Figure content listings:

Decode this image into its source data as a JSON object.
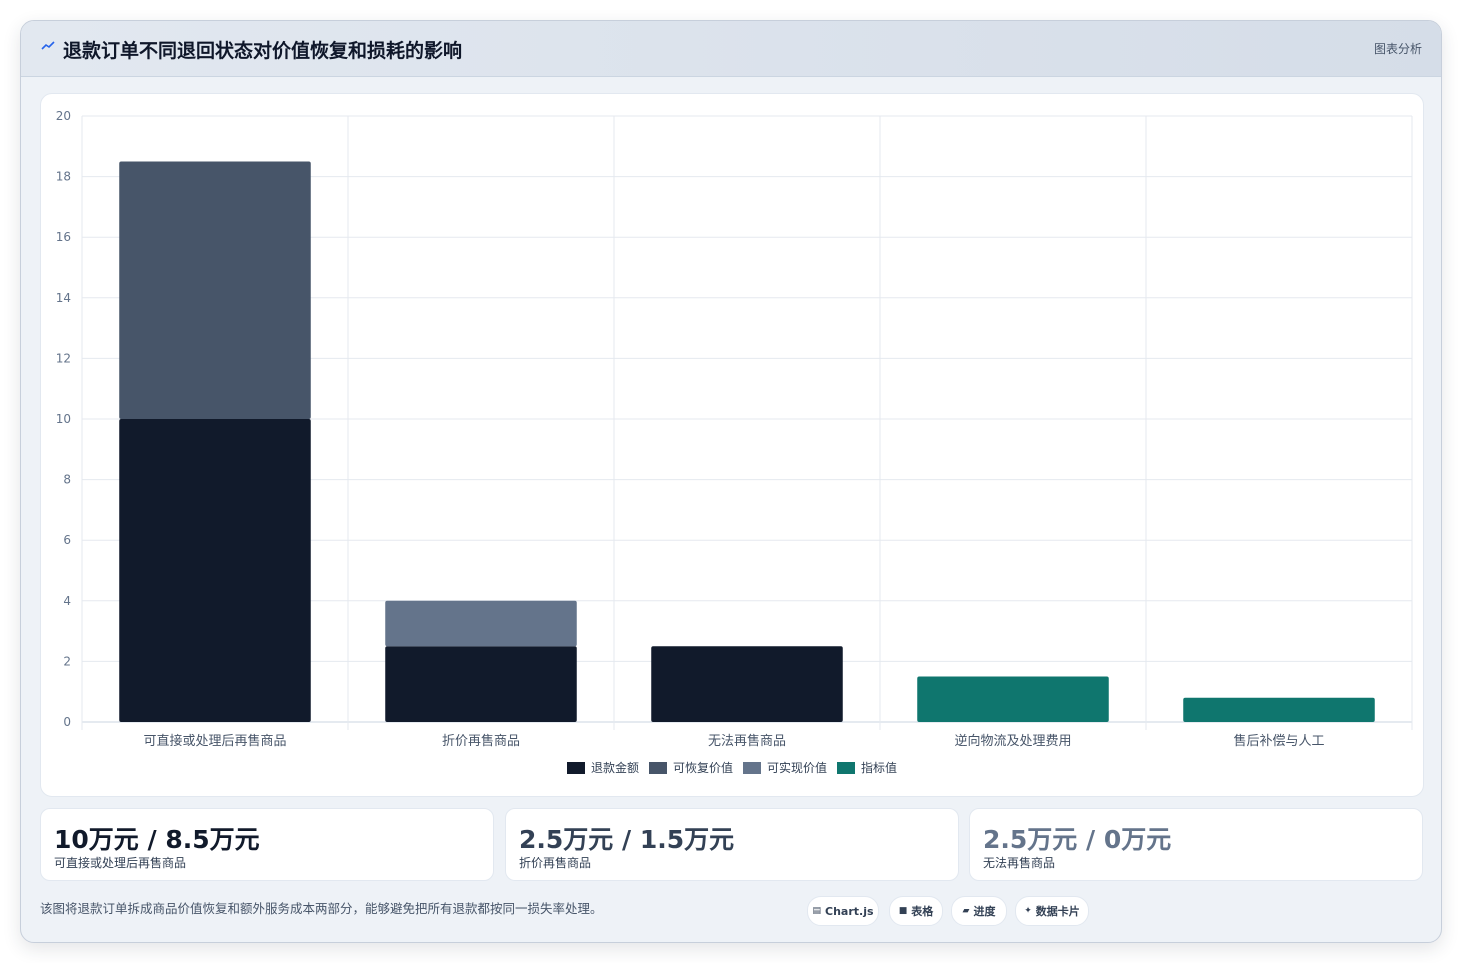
{
  "header": {
    "title": "退款订单不同退回状态对价值恢复和损耗的影响",
    "tag": "图表分析"
  },
  "colors": {
    "refund": "#111a2b",
    "recoverable": "#475569",
    "realizable": "#64748b",
    "indicator": "#0f766e"
  },
  "chart_data": {
    "type": "bar",
    "stacked": true,
    "categories": [
      "可直接或处理后再售商品",
      "折价再售商品",
      "无法再售商品",
      "逆向物流及处理费用",
      "售后补偿与人工"
    ],
    "series": [
      {
        "name": "退款金额",
        "color": "#111a2b",
        "values": [
          10,
          2.5,
          2.5,
          0,
          0
        ]
      },
      {
        "name": "可恢复价值",
        "color": "#475569",
        "values": [
          8.5,
          0,
          0,
          0,
          0
        ]
      },
      {
        "name": "可实现价值",
        "color": "#64748b",
        "values": [
          0,
          1.5,
          0,
          0,
          0
        ]
      },
      {
        "name": "指标值",
        "color": "#0f766e",
        "values": [
          0,
          0,
          0,
          1.5,
          0.8
        ]
      }
    ],
    "ylim": [
      0,
      20
    ],
    "yticks": [
      0,
      2,
      4,
      6,
      8,
      10,
      12,
      14,
      16,
      18,
      20
    ],
    "grid": true,
    "legend": "bottom"
  },
  "stats": [
    {
      "value": "10万元 / 8.5万元",
      "label": "可直接或处理后再售商品",
      "color": "#111a2b"
    },
    {
      "value": "2.5万元 / 1.5万元",
      "label": "折价再售商品",
      "color": "#334155"
    },
    {
      "value": "2.5万元 / 0万元",
      "label": "无法再售商品",
      "color": "#64748b"
    }
  ],
  "footnote": "该图将退款订单拆成商品价值恢复和额外服务成本两部分，能够避免把所有退款都按同一损失率处理。",
  "chips": [
    {
      "icon": "▤",
      "label": "Chart.js"
    },
    {
      "icon": "■",
      "label": "表格"
    },
    {
      "icon": "▰",
      "label": "进度"
    },
    {
      "icon": "✦",
      "label": "数据卡片"
    }
  ]
}
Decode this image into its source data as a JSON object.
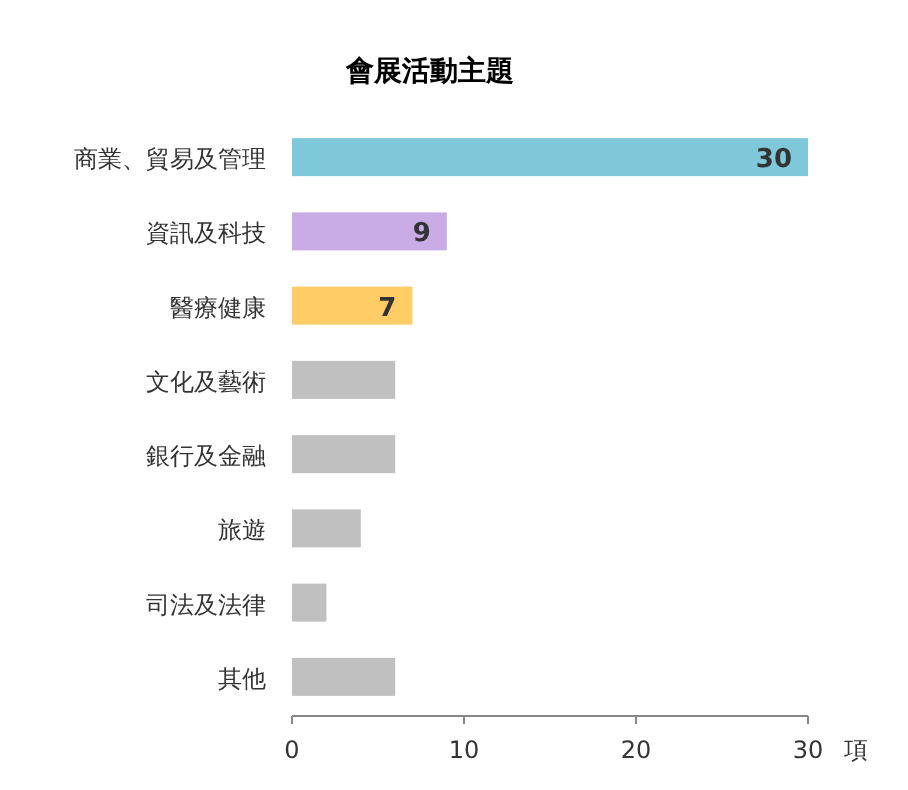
{
  "chart_data": {
    "type": "bar",
    "orientation": "horizontal",
    "title": "會展活動主題",
    "xlabel": "項",
    "categories": [
      "商業、貿易及管理",
      "資訊及科技",
      "醫療健康",
      "文化及藝術",
      "銀行及金融",
      "旅遊",
      "司法及法律",
      "其他"
    ],
    "values": [
      30,
      9,
      7,
      6,
      6,
      4,
      2,
      6
    ],
    "colors": [
      "#7ec8d9",
      "#c9ace6",
      "#ffcc66",
      "#c0c0c0",
      "#c0c0c0",
      "#c0c0c0",
      "#c0c0c0",
      "#c0c0c0"
    ],
    "value_labels": [
      "30",
      "9",
      "7",
      null,
      null,
      null,
      null,
      null
    ],
    "xlim": [
      0,
      30
    ],
    "xticks": [
      0,
      10,
      20,
      30
    ],
    "grid": false
  }
}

*Problem statement*
All of the entries need to be transcribed word for word; pictures are left out.

*Answer for the task*
Decode this image into its source data as a JSON object.
{
  "header": {
    "title": "退款订单不同退回状态对价值恢复和损耗的影响",
    "tag": "图表分析"
  },
  "colors": {
    "refund": "#111a2b",
    "recoverable": "#475569",
    "realizable": "#64748b",
    "indicator": "#0f766e"
  },
  "chart_data": {
    "type": "bar",
    "stacked": true,
    "categories": [
      "可直接或处理后再售商品",
      "折价再售商品",
      "无法再售商品",
      "逆向物流及处理费用",
      "售后补偿与人工"
    ],
    "series": [
      {
        "name": "退款金额",
        "color": "#111a2b",
        "values": [
          10,
          2.5,
          2.5,
          0,
          0
        ]
      },
      {
        "name": "可恢复价值",
        "color": "#475569",
        "values": [
          8.5,
          0,
          0,
          0,
          0
        ]
      },
      {
        "name": "可实现价值",
        "color": "#64748b",
        "values": [
          0,
          1.5,
          0,
          0,
          0
        ]
      },
      {
        "name": "指标值",
        "color": "#0f766e",
        "values": [
          0,
          0,
          0,
          1.5,
          0.8
        ]
      }
    ],
    "ylim": [
      0,
      20
    ],
    "yticks": [
      0,
      2,
      4,
      6,
      8,
      10,
      12,
      14,
      16,
      18,
      20
    ],
    "grid": true,
    "legend": "bottom"
  },
  "stats": [
    {
      "value": "10万元 / 8.5万元",
      "label": "可直接或处理后再售商品",
      "color": "#111a2b"
    },
    {
      "value": "2.5万元 / 1.5万元",
      "label": "折价再售商品",
      "color": "#334155"
    },
    {
      "value": "2.5万元 / 0万元",
      "label": "无法再售商品",
      "color": "#64748b"
    }
  ],
  "footnote": "该图将退款订单拆成商品价值恢复和额外服务成本两部分，能够避免把所有退款都按同一损失率处理。",
  "chips": [
    {
      "icon": "▤",
      "label": "Chart.js"
    },
    {
      "icon": "■",
      "label": "表格"
    },
    {
      "icon": "▰",
      "label": "进度"
    },
    {
      "icon": "✦",
      "label": "数据卡片"
    }
  ]
}
Decode this image into its source data as a JSON object.
{
  "chart_data": {
    "type": "bar",
    "orientation": "horizontal",
    "title": "會展活動主題",
    "xlabel": "項",
    "categories": [
      "商業、貿易及管理",
      "資訊及科技",
      "醫療健康",
      "文化及藝術",
      "銀行及金融",
      "旅遊",
      "司法及法律",
      "其他"
    ],
    "values": [
      30,
      9,
      7,
      6,
      6,
      4,
      2,
      6
    ],
    "colors": [
      "#7ec8d9",
      "#c9ace6",
      "#ffcc66",
      "#c0c0c0",
      "#c0c0c0",
      "#c0c0c0",
      "#c0c0c0",
      "#c0c0c0"
    ],
    "value_labels": [
      "30",
      "9",
      "7",
      null,
      null,
      null,
      null,
      null
    ],
    "xlim": [
      0,
      30
    ],
    "xticks": [
      0,
      10,
      20,
      30
    ],
    "grid": false
  }
}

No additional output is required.